Document extract ->
* start *
# Beach striper fishing



## Youngbuck757. (Jan 10, 2013)

Anyone surf fish for striper in sandbridge ? How do you fish for them? Baits. Lures. Things to look for?best places? Thanks


----------



## Fishman (Apr 23, 2000)

Metal, bucktails with plastic twister tails and chunked bait would be a good start.


----------



## GotchaMack (Jun 16, 2004)

Ocean Stripers are very difficult to come across in the VB/SB area compared to places like Jersey, Montauk, RI, Cape Cod etc.... That being said, I think they are more available than the average VA saltwater fisherman will know or tell you. In my experience most VA guys fish in daylight and like to soak bunker chunks or troll the beachfront roads for birdplay which is seldom within casting range. First and foremost, FISH AT NIGHT, and try clam(whole fresh in the shell knife them open clams not dirty half frozen clam snouts in a plastic tub) and also eels instead of just bunker or mullet. Also make use of artificials at night, not metal, but bucktails with soft plastic trailers, rapala bodies, topwaters, and soft plastic swimbaits.


----------



## GotchaMack (Jun 16, 2004)

****P.S. Make sure you do some daytime scouting in order to mark some good structure. Since it is a tough game don't waste your patience and resolve on crappy tides, current, or wind either......pick your battles wisely.


----------



## SurFeesher (May 5, 2010)

Also remember that if blues are around, the soft plastics will get destroyed. The only one I ever caught off the oceanfront (in VA Beach) was on a 2 oz stingsilver. Nice 26"er in early April. Seen them caught on cut bait and finger mullet rigs also.


----------



## sand flea (Oct 24, 1999)

We used to have a decent late fall/winter striper fishery in Va. Beach (and the Outer Banks, for that matter) about 10 years ago, but it kind of crapped out. Chic's Beach at the foot of the CBBT was a sure thing from Thanksgiving until Christmas every single night as seagulls swarmed over baitfish in the lights after the sun went down. There was also the occasional daytime blitz if you were willing to put time in chasing birds from Ocean View all the way to Sandbridge. I remember one day around Christmas 2002 when huge stripers were all up and down Sandbridge during a hard noreaster, from the Market all the way to the pier. I saw plenty of fish over 40" pulled out of the wash on stingsilvers and striper swipers.

But these days it's tough. Blame it on the loss of bunker, overfishing, pollution, natural cycles, global warming, whatever. The fish just don't come around in the numbers they used to. If you want a nice fish your best bet is to head for the Seagull Pier or Lynnhaven Inlet after dark. Jig the pilings. If you want to soak bunker I'd say you should try right next to the jetty at Rudee Inlet, but all the beach pumping has sanded it in so bad there's no structure. Still, it's worth a shot. You'll never know if you don't get out and try. The water temps need to drop more. Keep your rods strung and aim for the period between Thanksgiving and New Years.


----------



## jay b (Dec 1, 2002)

Matt as far as the blame goes don't forget the two "new" pound nets that Dimitri fishes that are right off Chics. 

I've fished that area between the CBBT and the Lesner for over 30 yrs. and remember when the moratorium fist came off the Rockfish, those were the days !!


----------



## Aristokles (Mar 5, 2013)

There is a "Dimitri" here? Good name.


----------



## sand flea (Oct 24, 1999)

jay b said:


> Matt as far as the blame goes don't forget the two "new" pound nets that Dimitri fishes that are right off Chics.
> 
> I've fished that area between the CBBT and the Lesner for over 30 yrs. and remember when the moratorium fist came off the Rockfish, those were the days !!


Totally forgot about that. Those nets have really screwed things up around Lynnhaven.


----------



## surffshr (Dec 8, 2003)

Fish don't go out to the movies. They only go out to eat.


----------



## Fish'n Phil (Nov 11, 2002)

Last year's striper fishing in Lynnhaven Inlet was practically non-existent for me. Usually I think of Thanksgiving as the start but this year the bite has already started. So far the fish have been healthy and hopefully they stick around.


----------
* end *
Data ->
* start *
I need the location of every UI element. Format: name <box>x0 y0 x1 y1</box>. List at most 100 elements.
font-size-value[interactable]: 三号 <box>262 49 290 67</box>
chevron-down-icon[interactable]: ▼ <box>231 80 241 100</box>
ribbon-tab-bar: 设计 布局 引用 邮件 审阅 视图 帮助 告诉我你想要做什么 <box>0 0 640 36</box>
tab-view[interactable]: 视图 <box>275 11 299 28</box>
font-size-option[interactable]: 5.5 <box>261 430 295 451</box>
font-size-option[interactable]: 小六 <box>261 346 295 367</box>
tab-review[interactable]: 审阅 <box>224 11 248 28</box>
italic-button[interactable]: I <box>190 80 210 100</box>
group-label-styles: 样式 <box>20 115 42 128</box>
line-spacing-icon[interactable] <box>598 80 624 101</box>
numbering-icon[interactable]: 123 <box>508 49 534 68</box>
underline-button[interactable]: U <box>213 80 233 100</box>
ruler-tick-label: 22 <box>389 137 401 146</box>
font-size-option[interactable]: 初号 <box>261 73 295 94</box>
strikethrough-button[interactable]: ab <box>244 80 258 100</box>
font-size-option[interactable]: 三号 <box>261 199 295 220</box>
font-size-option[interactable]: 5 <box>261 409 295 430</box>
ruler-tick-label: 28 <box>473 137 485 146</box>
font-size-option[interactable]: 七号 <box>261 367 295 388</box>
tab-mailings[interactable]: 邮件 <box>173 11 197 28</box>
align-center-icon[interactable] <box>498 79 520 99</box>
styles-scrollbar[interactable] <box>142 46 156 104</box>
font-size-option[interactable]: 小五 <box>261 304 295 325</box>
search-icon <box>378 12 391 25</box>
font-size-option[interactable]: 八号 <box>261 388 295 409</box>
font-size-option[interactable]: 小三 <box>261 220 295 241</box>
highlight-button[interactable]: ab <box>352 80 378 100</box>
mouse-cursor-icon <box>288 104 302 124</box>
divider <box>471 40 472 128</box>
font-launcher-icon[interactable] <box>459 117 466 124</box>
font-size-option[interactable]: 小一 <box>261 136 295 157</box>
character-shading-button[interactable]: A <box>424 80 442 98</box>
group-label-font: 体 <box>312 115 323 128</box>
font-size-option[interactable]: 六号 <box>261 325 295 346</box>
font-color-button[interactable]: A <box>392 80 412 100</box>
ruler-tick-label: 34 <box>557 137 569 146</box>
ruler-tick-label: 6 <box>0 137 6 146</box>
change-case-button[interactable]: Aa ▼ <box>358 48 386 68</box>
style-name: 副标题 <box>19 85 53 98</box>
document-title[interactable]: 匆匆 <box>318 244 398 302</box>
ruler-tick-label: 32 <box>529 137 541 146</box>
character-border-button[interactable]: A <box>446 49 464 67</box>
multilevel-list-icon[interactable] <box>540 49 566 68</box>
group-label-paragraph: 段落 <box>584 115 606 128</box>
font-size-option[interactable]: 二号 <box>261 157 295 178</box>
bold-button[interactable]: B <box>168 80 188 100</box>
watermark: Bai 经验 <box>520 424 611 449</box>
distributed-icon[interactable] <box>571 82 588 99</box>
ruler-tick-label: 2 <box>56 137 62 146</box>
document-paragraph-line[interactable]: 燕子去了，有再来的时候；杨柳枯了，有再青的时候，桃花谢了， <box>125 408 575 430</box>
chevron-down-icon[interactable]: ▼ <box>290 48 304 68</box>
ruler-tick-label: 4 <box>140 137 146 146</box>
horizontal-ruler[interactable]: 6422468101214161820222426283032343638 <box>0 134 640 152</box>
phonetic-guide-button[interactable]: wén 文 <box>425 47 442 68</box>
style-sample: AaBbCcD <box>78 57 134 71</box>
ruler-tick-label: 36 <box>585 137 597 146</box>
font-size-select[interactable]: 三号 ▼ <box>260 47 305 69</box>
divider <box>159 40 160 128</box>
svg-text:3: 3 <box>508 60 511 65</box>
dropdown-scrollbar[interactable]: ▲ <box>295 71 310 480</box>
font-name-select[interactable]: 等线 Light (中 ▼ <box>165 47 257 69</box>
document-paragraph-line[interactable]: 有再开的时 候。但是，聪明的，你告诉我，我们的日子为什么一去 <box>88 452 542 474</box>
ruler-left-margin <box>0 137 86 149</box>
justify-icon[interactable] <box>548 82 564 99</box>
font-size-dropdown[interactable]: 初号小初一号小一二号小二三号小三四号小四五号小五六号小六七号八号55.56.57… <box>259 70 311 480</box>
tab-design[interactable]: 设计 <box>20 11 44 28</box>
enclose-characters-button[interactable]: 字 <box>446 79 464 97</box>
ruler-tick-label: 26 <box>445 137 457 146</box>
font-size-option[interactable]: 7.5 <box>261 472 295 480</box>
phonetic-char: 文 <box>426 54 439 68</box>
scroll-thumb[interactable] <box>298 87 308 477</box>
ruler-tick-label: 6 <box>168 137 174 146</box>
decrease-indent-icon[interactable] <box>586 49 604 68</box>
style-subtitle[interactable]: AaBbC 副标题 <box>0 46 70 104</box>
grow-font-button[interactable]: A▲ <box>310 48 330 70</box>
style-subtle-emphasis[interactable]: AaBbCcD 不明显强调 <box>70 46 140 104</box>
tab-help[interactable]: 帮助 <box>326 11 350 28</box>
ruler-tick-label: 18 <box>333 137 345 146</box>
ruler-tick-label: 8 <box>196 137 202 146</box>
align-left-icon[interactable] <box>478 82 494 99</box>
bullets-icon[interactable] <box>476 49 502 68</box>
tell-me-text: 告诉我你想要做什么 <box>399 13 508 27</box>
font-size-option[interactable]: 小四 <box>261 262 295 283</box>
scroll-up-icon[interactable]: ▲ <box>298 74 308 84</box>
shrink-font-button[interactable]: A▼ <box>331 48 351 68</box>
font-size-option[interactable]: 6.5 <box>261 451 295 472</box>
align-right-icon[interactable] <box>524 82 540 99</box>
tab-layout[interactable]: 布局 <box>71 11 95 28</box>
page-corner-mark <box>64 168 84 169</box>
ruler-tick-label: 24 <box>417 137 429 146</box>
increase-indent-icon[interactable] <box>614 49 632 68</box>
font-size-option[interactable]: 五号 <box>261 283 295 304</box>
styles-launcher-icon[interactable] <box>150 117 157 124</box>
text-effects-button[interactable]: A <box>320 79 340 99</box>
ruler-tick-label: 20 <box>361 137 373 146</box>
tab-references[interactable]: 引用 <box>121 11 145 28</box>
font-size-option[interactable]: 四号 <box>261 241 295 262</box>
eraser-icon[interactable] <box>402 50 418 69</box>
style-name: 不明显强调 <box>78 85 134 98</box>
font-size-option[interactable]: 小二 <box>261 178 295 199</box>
* end *
* start *
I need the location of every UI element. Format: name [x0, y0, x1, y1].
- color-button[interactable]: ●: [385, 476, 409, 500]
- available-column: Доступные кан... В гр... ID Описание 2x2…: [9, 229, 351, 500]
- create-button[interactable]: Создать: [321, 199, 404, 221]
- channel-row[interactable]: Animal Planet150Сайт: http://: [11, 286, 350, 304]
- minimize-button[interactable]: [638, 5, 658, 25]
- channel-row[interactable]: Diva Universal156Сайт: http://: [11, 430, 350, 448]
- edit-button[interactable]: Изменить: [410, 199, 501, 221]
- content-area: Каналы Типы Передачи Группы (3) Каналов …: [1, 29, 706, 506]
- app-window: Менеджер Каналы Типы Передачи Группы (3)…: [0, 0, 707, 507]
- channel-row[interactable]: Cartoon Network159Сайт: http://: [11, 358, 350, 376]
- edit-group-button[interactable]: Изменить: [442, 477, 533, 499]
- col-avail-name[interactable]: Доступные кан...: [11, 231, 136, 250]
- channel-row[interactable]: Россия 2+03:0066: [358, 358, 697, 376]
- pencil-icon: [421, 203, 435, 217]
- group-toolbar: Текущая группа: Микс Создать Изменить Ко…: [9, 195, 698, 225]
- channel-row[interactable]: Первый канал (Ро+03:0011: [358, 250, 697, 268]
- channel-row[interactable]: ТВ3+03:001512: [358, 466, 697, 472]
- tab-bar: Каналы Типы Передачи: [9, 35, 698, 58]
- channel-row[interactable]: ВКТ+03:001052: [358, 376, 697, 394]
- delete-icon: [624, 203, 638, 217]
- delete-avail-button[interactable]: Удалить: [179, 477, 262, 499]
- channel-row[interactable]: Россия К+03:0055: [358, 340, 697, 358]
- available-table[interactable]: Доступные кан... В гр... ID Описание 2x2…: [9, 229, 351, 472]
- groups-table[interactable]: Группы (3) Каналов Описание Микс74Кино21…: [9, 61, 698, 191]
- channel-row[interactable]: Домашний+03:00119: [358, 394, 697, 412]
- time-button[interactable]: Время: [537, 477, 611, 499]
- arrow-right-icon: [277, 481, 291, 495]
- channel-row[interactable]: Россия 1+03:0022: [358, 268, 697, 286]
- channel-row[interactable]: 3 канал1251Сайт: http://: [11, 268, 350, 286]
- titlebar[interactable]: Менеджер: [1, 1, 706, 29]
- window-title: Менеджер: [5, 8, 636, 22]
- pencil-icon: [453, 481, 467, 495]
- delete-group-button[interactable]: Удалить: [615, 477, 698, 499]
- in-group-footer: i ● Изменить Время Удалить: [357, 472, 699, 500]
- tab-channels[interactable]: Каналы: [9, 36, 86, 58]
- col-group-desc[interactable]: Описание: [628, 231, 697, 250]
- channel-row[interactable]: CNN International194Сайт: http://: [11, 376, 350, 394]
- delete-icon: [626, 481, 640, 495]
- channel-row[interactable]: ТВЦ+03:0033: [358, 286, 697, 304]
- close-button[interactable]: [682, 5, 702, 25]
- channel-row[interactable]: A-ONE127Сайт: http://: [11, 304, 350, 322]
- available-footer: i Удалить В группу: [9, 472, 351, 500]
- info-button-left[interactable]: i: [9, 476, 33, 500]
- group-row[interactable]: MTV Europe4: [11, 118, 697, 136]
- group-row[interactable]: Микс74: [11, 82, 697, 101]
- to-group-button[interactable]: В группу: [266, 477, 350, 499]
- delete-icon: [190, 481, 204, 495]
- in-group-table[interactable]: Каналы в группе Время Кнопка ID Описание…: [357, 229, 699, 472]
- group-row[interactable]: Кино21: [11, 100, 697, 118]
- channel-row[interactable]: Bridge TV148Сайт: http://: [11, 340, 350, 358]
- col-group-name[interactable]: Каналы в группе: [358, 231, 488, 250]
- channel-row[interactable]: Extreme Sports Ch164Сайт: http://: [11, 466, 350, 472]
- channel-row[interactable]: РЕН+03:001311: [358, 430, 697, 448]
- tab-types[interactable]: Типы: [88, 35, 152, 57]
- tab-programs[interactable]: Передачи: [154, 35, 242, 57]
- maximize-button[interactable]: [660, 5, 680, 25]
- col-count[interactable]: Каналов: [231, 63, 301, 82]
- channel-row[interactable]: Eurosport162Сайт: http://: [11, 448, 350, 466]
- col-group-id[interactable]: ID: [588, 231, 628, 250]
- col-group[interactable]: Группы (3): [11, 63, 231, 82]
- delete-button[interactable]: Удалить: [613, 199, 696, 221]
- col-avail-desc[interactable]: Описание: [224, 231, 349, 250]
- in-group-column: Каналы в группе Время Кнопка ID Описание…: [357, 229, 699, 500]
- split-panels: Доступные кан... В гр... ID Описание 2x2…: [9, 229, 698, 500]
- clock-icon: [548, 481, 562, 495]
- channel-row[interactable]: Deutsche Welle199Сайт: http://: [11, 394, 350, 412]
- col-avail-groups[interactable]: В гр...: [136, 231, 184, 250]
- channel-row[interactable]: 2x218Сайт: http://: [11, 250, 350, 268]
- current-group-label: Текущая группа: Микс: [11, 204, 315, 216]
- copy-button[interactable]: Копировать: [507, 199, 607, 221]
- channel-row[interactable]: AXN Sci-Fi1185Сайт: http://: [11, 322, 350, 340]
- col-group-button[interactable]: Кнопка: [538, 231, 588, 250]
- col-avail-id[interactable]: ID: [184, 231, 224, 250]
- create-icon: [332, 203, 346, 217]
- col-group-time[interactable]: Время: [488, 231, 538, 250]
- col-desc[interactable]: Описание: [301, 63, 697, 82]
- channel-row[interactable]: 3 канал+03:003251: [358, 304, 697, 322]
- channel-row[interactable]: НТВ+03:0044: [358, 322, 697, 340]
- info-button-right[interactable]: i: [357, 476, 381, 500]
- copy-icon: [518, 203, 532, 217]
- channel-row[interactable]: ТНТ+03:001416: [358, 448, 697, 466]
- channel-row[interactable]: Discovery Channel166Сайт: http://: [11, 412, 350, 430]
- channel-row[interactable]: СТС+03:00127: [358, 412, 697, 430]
* end *
Exercise directions -> According to the thread on beach striper fishing, which span of the year should anglers aim for when targeting stripers?

Solution -> The period between Thanksgiving and New Year's.